** Begin **

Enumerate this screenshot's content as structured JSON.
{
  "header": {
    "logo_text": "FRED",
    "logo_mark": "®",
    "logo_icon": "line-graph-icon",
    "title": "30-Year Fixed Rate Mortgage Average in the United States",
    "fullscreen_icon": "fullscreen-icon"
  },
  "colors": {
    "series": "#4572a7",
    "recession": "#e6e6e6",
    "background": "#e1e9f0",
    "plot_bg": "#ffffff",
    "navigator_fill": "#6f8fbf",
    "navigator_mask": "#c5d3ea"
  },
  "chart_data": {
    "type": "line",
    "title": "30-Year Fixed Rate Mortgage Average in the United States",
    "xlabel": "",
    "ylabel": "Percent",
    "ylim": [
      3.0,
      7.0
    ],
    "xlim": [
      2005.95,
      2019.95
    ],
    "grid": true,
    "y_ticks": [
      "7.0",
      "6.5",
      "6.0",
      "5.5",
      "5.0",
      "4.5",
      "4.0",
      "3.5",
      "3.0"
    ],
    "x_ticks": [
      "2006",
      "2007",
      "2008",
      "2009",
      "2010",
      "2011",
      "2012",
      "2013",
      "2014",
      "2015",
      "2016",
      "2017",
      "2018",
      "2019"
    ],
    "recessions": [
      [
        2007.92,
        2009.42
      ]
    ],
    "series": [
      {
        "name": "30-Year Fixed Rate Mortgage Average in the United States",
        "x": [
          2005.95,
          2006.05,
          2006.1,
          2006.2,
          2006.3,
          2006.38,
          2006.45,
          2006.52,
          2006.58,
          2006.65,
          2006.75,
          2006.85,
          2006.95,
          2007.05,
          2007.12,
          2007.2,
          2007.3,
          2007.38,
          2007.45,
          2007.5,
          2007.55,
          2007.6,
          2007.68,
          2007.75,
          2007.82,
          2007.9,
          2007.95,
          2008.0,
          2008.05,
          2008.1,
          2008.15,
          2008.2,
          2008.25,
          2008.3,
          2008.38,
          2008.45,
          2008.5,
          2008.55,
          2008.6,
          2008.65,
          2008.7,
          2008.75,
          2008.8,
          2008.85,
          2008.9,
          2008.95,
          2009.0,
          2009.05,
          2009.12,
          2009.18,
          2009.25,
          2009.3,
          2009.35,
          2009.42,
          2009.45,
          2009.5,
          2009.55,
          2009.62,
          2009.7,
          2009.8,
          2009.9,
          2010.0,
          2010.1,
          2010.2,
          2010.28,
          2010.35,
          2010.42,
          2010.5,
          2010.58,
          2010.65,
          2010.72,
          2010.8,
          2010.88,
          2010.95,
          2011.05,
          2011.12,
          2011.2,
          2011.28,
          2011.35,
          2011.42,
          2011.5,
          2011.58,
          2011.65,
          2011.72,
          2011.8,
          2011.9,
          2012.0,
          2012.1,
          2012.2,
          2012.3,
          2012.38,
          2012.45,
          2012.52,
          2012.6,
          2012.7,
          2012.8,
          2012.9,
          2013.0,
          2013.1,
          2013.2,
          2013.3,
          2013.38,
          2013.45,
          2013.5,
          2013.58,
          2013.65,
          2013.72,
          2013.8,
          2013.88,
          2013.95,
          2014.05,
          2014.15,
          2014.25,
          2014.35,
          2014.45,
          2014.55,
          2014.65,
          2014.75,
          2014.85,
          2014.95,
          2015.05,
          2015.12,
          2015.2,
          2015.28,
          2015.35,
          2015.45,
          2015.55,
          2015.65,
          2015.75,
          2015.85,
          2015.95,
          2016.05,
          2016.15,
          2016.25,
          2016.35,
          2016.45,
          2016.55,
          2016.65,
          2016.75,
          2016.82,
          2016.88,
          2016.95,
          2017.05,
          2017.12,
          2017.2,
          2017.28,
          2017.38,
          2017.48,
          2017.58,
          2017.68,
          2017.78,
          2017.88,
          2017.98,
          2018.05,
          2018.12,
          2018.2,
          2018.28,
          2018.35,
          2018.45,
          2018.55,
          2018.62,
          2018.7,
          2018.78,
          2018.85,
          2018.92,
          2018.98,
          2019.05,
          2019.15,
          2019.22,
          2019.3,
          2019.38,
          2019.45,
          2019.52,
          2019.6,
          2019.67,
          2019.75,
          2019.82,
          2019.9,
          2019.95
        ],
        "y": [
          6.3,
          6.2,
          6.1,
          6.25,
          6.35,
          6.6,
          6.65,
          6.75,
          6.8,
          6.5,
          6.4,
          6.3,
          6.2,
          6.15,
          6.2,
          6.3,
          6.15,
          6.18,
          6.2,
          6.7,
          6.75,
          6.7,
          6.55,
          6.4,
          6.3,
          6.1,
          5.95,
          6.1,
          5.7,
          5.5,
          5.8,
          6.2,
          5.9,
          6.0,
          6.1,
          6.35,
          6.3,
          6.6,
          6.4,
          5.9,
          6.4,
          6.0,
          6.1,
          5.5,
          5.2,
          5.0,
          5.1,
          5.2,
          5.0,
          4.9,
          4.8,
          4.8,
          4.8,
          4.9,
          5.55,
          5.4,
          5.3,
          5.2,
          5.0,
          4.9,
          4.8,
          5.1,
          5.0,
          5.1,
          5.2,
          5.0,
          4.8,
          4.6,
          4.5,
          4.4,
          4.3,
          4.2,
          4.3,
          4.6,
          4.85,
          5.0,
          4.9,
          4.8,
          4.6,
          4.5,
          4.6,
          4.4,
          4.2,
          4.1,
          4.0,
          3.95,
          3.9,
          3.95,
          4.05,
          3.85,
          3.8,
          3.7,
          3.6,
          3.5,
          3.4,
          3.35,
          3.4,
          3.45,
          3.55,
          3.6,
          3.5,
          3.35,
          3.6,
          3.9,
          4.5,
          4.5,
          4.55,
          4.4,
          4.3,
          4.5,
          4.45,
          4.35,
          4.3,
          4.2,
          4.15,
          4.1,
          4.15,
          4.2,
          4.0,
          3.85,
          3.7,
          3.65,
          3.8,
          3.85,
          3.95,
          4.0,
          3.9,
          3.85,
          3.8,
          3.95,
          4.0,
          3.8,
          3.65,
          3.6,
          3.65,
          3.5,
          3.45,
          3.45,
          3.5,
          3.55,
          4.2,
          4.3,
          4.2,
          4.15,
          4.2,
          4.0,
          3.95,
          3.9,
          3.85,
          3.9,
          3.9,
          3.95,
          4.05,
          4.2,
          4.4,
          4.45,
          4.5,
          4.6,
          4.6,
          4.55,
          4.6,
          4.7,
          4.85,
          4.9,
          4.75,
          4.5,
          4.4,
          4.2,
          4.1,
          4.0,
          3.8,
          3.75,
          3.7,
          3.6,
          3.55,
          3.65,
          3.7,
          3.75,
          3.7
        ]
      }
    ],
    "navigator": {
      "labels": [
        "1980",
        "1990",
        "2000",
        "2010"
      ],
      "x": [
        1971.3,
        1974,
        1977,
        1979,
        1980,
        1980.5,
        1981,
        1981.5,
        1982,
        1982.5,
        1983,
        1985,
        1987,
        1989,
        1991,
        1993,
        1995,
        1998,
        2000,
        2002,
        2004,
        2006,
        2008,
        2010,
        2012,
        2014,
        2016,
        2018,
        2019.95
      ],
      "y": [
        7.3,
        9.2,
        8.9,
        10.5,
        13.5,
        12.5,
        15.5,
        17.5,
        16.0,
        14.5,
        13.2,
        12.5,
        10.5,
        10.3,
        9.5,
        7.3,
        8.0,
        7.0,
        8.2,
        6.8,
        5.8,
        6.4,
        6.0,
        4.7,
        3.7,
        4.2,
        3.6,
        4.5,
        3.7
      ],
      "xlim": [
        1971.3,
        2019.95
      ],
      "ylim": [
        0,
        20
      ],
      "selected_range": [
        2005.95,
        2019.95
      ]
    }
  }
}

** End **
** Begin **

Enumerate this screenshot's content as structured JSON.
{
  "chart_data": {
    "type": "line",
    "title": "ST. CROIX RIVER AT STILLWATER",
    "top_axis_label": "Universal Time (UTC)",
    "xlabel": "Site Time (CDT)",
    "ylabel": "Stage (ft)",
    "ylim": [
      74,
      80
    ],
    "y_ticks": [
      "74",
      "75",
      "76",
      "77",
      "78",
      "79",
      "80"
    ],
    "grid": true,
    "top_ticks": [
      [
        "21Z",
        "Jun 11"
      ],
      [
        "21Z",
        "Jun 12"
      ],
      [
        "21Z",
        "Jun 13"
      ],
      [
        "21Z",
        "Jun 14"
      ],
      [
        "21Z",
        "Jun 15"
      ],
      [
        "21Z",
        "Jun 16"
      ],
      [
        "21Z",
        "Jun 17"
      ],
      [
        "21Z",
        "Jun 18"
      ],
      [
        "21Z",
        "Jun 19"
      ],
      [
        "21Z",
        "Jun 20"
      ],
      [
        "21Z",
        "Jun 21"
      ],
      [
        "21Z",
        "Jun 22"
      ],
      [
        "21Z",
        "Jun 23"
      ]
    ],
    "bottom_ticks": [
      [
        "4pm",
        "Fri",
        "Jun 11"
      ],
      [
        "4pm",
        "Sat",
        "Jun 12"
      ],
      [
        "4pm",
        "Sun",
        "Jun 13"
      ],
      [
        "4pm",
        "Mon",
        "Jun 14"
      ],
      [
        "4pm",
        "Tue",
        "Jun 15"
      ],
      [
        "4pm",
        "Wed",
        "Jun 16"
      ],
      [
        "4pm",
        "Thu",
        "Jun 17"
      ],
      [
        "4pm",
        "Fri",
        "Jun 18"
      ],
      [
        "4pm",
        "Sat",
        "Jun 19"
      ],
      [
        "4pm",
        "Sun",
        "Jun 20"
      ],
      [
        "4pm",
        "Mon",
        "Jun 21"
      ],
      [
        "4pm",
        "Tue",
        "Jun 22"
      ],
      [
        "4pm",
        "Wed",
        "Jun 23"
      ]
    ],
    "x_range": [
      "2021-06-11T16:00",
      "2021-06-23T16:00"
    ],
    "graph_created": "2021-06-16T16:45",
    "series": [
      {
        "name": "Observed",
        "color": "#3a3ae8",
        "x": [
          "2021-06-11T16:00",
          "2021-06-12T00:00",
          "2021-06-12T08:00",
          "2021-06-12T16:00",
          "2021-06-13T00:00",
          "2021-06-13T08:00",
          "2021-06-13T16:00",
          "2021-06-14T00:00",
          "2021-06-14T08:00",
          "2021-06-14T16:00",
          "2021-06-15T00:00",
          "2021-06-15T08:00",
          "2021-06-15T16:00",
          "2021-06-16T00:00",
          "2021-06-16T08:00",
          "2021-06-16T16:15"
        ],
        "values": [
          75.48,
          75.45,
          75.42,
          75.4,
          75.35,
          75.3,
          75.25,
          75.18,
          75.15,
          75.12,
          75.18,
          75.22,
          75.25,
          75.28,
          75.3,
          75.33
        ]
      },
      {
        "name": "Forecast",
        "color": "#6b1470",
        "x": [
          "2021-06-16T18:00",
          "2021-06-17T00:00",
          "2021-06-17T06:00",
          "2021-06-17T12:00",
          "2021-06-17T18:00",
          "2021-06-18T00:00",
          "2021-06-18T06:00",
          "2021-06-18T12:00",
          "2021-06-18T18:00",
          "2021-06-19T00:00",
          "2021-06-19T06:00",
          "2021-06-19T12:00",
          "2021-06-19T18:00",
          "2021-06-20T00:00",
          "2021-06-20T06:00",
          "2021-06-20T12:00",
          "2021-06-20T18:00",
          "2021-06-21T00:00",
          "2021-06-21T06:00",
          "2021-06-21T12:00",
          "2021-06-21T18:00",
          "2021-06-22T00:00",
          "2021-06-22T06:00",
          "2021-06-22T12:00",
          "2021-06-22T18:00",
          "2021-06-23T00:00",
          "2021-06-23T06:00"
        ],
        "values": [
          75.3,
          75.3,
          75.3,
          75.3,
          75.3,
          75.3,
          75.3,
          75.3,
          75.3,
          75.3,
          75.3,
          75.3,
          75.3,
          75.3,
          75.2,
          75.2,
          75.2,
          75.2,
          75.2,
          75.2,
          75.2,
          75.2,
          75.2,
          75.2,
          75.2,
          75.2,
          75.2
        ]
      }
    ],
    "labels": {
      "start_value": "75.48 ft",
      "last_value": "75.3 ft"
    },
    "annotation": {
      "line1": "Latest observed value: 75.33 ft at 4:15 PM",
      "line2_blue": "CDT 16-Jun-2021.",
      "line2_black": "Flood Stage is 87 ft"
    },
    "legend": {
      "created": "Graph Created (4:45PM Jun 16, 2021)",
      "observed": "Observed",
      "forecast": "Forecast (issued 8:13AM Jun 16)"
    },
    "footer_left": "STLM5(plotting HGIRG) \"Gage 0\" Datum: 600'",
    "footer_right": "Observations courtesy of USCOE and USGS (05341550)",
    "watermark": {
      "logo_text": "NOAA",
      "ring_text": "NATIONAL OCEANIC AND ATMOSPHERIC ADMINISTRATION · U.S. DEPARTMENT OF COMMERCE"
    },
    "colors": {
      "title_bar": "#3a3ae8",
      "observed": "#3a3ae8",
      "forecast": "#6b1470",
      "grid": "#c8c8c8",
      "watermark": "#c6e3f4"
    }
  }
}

** End **

▶ [Set exercise]
From the records, copy every line that has the string "Time" in it.

▶ [Written response]
    "top_axis_label": "Universal Time (UTC)",
    "xlabel": "Site Time (CDT)",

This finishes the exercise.